What is needed: Present the following data again exactly as it is shown.

##### Entries provided #####

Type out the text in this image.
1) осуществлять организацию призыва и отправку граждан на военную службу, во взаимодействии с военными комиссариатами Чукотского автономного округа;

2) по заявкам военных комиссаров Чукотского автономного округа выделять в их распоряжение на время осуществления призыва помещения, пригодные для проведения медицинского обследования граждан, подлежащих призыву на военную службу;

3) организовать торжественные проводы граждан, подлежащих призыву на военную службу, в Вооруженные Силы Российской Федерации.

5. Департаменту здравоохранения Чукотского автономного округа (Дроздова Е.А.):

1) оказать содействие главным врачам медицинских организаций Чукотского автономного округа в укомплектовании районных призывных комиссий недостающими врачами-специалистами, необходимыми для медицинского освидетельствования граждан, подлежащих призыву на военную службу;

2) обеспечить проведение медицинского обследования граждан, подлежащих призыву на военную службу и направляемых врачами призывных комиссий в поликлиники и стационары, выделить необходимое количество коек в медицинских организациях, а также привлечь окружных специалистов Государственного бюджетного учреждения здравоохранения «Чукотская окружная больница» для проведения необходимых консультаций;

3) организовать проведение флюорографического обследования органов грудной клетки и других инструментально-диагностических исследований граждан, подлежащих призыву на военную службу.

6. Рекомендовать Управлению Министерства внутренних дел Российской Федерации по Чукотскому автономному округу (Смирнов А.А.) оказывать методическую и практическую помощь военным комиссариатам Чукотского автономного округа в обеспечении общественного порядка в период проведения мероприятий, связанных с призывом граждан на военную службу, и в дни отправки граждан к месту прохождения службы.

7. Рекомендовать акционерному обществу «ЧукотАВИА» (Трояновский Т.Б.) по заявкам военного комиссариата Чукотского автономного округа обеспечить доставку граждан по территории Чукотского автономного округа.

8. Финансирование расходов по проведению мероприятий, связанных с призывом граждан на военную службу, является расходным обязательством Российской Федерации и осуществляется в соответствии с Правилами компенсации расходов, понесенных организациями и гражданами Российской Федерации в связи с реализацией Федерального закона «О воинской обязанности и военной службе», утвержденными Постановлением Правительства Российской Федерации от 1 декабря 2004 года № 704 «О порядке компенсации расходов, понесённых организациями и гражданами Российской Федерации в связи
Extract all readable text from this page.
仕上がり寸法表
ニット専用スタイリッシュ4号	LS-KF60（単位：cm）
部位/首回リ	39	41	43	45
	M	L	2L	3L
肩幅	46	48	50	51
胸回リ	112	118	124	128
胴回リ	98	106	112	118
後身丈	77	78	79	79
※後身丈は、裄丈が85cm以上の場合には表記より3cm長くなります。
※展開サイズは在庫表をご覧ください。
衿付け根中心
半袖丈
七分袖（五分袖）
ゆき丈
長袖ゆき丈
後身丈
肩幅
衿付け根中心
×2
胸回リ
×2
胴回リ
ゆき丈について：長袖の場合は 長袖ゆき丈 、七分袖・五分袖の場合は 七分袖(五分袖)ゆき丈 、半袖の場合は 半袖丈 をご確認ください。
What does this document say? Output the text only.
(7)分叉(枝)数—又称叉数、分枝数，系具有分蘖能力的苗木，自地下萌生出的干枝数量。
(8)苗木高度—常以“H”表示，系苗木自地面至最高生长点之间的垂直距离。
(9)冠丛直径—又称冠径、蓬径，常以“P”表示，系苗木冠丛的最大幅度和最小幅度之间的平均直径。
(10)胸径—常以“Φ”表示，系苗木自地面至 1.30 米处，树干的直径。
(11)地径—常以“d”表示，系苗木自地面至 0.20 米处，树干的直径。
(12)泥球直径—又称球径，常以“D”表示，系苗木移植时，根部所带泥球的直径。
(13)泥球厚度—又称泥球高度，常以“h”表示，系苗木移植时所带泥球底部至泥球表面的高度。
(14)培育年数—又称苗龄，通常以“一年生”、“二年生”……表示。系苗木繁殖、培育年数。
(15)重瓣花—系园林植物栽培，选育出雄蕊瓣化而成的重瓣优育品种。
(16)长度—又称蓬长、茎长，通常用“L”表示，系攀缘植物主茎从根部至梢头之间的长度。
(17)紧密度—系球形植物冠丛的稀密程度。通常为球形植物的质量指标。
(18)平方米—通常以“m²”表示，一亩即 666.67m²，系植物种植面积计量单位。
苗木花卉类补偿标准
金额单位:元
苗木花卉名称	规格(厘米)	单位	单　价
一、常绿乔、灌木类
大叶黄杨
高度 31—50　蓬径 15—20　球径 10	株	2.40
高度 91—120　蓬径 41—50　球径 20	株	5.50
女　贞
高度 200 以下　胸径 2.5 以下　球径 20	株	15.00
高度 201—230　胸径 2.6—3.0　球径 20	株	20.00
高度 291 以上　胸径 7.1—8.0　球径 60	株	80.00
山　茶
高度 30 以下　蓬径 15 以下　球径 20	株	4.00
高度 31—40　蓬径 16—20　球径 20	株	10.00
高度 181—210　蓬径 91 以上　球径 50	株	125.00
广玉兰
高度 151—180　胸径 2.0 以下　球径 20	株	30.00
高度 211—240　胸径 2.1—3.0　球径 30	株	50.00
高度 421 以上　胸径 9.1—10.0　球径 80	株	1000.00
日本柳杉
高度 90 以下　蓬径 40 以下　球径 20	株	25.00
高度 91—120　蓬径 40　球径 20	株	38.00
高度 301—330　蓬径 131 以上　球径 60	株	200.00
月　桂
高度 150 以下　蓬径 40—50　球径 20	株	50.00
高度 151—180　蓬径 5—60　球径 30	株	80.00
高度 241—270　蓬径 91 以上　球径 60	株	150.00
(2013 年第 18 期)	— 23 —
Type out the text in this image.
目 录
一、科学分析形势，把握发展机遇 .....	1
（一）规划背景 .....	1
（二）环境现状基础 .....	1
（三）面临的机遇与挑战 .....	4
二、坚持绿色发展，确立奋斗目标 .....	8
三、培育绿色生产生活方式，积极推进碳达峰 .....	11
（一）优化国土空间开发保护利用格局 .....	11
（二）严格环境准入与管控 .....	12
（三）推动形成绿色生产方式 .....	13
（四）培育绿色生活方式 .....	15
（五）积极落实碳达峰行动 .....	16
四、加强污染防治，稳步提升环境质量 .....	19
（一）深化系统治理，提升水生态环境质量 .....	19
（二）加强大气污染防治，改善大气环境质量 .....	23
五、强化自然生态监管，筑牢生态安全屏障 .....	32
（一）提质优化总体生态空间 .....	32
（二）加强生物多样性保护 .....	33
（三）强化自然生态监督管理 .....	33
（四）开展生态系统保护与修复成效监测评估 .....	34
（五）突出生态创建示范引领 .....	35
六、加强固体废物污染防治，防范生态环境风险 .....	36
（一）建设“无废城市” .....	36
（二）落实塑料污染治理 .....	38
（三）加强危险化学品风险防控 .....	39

#####

Complete response:
Type out the text in this image.
1) осуществлять организацию призыва и отправку граждан на военную службу, во взаимодействии с военными комиссариатами Чукотского автономного округа;

2) по заявкам военных комиссаров Чукотского автономного округа выделять в их распоряжение на время осуществления призыва помещения, пригодные для проведения медицинского обследования граждан, подлежащих призыву на военную службу;

3) организовать торжественные проводы граждан, подлежащих призыву на военную службу, в Вооруженные Силы Российской Федерации.

5. Департаменту здравоохранения Чукотского автономного округа (Дроздова Е.А.):

1) оказать содействие главным врачам медицинских организаций Чукотского автономного округа в укомплектовании районных призывных комиссий недостающими врачами-специалистами, необходимыми для медицинского освидетельствования граждан, подлежащих призыву на военную службу;

2) обеспечить проведение медицинского обследования граждан, подлежащих призыву на военную службу и направляемых врачами призывных комиссий в поликлиники и стационары, выделить необходимое количество коек в медицинских организациях, а также привлечь окружных специалистов Государственного бюджетного учреждения здравоохранения «Чукотская окружная больница» для проведения необходимых консультаций;

3) организовать проведение флюорографического обследования органов грудной клетки и других инструментально-диагностических исследований граждан, подлежащих призыву на военную службу.

6. Рекомендовать Управлению Министерства внутренних дел Российской Федерации по Чукотскому автономному округу (Смирнов А.А.) оказывать методическую и практическую помощь военным комиссариатам Чукотского автономного округа в обеспечении общественного порядка в период проведения мероприятий, связанных с призывом граждан на военную службу, и в дни отправки граждан к месту прохождения службы.

7. Рекомендовать акционерному обществу «ЧукотАВИА» (Трояновский Т.Б.) по заявкам военного комиссариата Чукотского автономного округа обеспечить доставку граждан по территории Чукотского автономного округа.

8. Финансирование расходов по проведению мероприятий, связанных с призывом граждан на военную службу, является расходным обязательством Российской Федерации и осуществляется в соответствии с Правилами компенсации расходов, понесенных организациями и гражданами Российской Федерации в связи с реализацией Федерального закона «О воинской обязанности и военной службе», утвержденными Постановлением Правительства Российской Федерации от 1 декабря 2004 года № 704 «О порядке компенсации расходов, понесённых организациями и гражданами Российской Федерации в связи
Extract all readable text from this page.
仕上がり寸法表
ニット専用スタイリッシュ4号	LS-KF60（単位：cm）
部位/首回リ	39	41	43	45
	M	L	2L	3L
肩幅	46	48	50	51
胸回リ	112	118	124	128
胴回リ	98	106	112	118
後身丈	77	78	79	79
※後身丈は、裄丈が85cm以上の場合には表記より3cm長くなります。
※展開サイズは在庫表をご覧ください。
衿付け根中心
半袖丈
七分袖（五分袖）
ゆき丈
長袖ゆき丈
後身丈
肩幅
衿付け根中心
×2
胸回リ
×2
胴回リ
ゆき丈について：長袖の場合は 長袖ゆき丈 、七分袖・五分袖の場合は 七分袖(五分袖)ゆき丈 、半袖の場合は 半袖丈 をご確認ください。
What does this document say? Output the text only.
(7)分叉(枝)数—又称叉数、分枝数，系具有分蘖能力的苗木，自地下萌生出的干枝数量。
(8)苗木高度—常以“H”表示，系苗木自地面至最高生长点之间的垂直距离。
(9)冠丛直径—又称冠径、蓬径，常以“P”表示，系苗木冠丛的最大幅度和最小幅度之间的平均直径。
(10)胸径—常以“Φ”表示，系苗木自地面至 1.30 米处，树干的直径。
(11)地径—常以“d”表示，系苗木自地面至 0.20 米处，树干的直径。
(12)泥球直径—又称球径，常以“D”表示，系苗木移植时，根部所带泥球的直径。
(13)泥球厚度—又称泥球高度，常以“h”表示，系苗木移植时所带泥球底部至泥球表面的高度。
(14)培育年数—又称苗龄，通常以“一年生”、“二年生”……表示。系苗木繁殖、培育年数。
(15)重瓣花—系园林植物栽培，选育出雄蕊瓣化而成的重瓣优育品种。
(16)长度—又称蓬长、茎长，通常用“L”表示，系攀缘植物主茎从根部至梢头之间的长度。
(17)紧密度—系球形植物冠丛的稀密程度。通常为球形植物的质量指标。
(18)平方米—通常以“m²”表示，一亩即 666.67m²，系植物种植面积计量单位。
苗木花卉类补偿标准
金额单位:元
苗木花卉名称	规格(厘米)	单位	单　价
一、常绿乔、灌木类
大叶黄杨
高度 31—50　蓬径 15—20　球径 10	株	2.40
高度 91—120　蓬径 41—50　球径 20	株	5.50
女　贞
高度 200 以下　胸径 2.5 以下　球径 20	株	15.00
高度 201—230　胸径 2.6—3.0　球径 20	株	20.00
高度 291 以上　胸径 7.1—8.0　球径 60	株	80.00
山　茶
高度 30 以下　蓬径 15 以下　球径 20	株	4.00
高度 31—40　蓬径 16—20　球径 20	株	10.00
高度 181—210　蓬径 91 以上　球径 50	株	125.00
广玉兰
高度 151—180　胸径 2.0 以下　球径 20	株	30.00
高度 211—240　胸径 2.1—3.0　球径 30	株	50.00
高度 421 以上　胸径 9.1—10.0　球径 80	株	1000.00
日本柳杉
高度 90 以下　蓬径 40 以下　球径 20	株	25.00
高度 91—120　蓬径 40　球径 20	株	38.00
高度 301—330　蓬径 131 以上　球径 60	株	200.00
月　桂
高度 150 以下　蓬径 40—50　球径 20	株	50.00
高度 151—180　蓬径 5—60　球径 30	株	80.00
高度 241—270　蓬径 91 以上　球径 60	株	150.00
(2013 年第 18 期)	— 23 —
Type out the text in this image.
目 录
一、科学分析形势，把握发展机遇 .....	1
（一）规划背景 .....	1
（二）环境现状基础 .....	1
（三）面临的机遇与挑战 .....	4
二、坚持绿色发展，确立奋斗目标 .....	8
三、培育绿色生产生活方式，积极推进碳达峰 .....	11
（一）优化国土空间开发保护利用格局 .....	11
（二）严格环境准入与管控 .....	12
（三）推动形成绿色生产方式 .....	13
（四）培育绿色生活方式 .....	15
（五）积极落实碳达峰行动 .....	16
四、加强污染防治，稳步提升环境质量 .....	19
（一）深化系统治理，提升水生态环境质量 .....	19
（二）加强大气污染防治，改善大气环境质量 .....	23
五、强化自然生态监管，筑牢生态安全屏障 .....	32
（一）提质优化总体生态空间 .....	32
（二）加强生物多样性保护 .....	33
（三）强化自然生态监督管理 .....	33
（四）开展生态系统保护与修复成效监测评估 .....	34
（五）突出生态创建示范引领 .....	35
六、加强固体废物污染防治，防范生态环境风险 .....	36
（一）建设“无废城市” .....	36
（二）落实塑料污染治理 .....	38
（三）加强危险化学品风险防控 .....	39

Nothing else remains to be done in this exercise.